* AIM: Check each line of the records for "Transitions"; collect those that have it.

* INPUT RECORDS:
————————
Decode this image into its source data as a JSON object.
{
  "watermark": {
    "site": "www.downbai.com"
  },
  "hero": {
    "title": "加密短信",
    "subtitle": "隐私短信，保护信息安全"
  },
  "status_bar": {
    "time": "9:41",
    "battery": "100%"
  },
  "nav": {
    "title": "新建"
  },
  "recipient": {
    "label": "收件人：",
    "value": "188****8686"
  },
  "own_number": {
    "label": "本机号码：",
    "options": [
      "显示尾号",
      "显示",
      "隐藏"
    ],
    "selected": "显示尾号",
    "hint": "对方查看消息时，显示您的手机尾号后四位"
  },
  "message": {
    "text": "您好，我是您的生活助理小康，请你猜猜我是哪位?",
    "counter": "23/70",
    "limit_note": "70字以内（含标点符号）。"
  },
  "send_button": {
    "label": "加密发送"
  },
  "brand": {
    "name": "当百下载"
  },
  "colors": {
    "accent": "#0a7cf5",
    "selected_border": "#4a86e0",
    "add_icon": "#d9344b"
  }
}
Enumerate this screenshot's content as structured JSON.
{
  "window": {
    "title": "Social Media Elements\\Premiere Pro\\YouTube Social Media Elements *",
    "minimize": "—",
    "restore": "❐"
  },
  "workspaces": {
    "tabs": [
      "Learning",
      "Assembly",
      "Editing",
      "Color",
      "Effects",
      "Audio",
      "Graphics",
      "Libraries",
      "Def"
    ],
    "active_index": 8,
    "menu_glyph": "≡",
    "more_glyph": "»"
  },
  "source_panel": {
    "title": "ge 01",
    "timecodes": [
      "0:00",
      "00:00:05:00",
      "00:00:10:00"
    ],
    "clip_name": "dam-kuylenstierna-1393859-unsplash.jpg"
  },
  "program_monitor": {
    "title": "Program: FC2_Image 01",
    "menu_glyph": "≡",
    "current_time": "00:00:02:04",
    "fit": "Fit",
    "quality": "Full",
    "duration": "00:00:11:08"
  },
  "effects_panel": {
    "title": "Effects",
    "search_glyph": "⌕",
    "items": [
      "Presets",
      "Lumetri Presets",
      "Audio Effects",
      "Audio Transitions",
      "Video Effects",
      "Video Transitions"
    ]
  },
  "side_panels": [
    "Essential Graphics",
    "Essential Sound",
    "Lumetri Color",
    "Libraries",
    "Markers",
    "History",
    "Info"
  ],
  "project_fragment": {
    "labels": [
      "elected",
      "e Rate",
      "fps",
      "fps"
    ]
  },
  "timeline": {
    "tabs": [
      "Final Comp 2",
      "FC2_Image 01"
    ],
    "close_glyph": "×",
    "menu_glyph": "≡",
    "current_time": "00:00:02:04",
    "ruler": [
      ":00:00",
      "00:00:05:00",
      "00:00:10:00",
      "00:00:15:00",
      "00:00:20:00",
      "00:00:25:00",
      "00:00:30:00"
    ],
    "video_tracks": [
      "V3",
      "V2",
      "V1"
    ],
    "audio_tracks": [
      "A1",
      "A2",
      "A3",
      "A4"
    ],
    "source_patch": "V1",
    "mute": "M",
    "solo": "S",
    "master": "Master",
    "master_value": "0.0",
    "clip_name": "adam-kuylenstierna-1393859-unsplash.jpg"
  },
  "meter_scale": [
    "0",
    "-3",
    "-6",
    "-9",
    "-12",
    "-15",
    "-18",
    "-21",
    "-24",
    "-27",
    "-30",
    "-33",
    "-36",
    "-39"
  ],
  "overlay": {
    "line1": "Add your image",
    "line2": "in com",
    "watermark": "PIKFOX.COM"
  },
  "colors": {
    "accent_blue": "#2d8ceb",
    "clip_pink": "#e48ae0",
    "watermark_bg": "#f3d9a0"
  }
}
————————
* OUTPUT OF THE TASK:
      "Audio Transitions",
      "Video Transitions"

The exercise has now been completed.